* **Job**
Only lines with the string "structure" matter here; gather them from the material below.

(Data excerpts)

— begin —

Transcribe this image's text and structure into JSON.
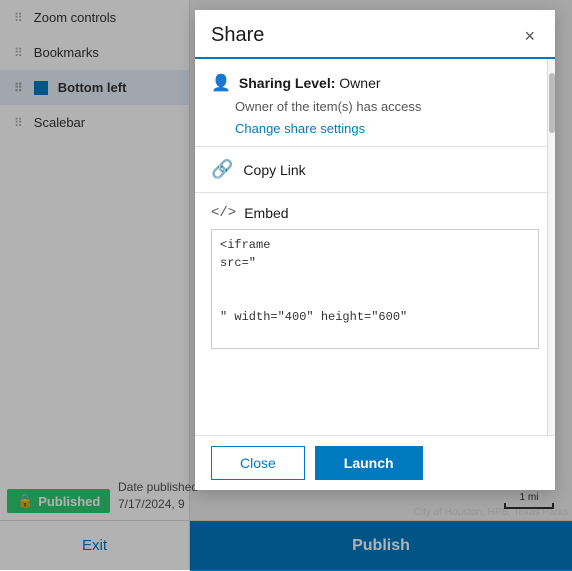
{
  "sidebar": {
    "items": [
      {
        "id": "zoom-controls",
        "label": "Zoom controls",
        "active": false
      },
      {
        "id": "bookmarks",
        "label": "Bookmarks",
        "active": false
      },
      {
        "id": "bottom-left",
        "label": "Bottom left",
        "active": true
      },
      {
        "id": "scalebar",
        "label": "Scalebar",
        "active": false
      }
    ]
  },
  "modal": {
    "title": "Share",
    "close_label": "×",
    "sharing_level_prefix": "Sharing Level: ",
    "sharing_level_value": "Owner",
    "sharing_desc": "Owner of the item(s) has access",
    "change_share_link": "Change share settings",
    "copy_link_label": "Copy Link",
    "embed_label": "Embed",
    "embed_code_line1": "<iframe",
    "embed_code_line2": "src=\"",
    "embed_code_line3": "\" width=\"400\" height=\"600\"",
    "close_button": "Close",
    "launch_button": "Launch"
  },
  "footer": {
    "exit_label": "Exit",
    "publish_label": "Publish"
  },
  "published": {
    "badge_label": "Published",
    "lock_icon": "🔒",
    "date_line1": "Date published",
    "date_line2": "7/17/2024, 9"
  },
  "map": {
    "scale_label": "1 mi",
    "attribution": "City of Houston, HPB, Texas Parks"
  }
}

— end —
— begin —

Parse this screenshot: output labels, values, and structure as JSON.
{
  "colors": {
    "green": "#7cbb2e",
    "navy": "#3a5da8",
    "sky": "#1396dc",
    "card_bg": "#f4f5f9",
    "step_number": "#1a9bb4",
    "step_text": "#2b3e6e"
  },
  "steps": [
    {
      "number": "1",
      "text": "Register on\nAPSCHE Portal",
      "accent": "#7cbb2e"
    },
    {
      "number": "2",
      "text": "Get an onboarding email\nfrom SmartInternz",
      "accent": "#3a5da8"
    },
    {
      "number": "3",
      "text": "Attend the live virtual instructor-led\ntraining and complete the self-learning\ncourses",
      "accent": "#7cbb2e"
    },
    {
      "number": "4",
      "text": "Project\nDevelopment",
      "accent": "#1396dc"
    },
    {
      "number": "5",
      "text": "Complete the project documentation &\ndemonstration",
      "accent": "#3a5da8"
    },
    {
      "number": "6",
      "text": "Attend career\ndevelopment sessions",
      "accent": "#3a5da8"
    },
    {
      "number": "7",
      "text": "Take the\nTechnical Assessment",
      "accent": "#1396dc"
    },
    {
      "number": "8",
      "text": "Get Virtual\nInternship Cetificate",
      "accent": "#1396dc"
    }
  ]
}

— end —

* **Answer for the task**
Transcribe this image's text and structure into JSON.
Parse this screenshot: output labels, values, and structure as JSON.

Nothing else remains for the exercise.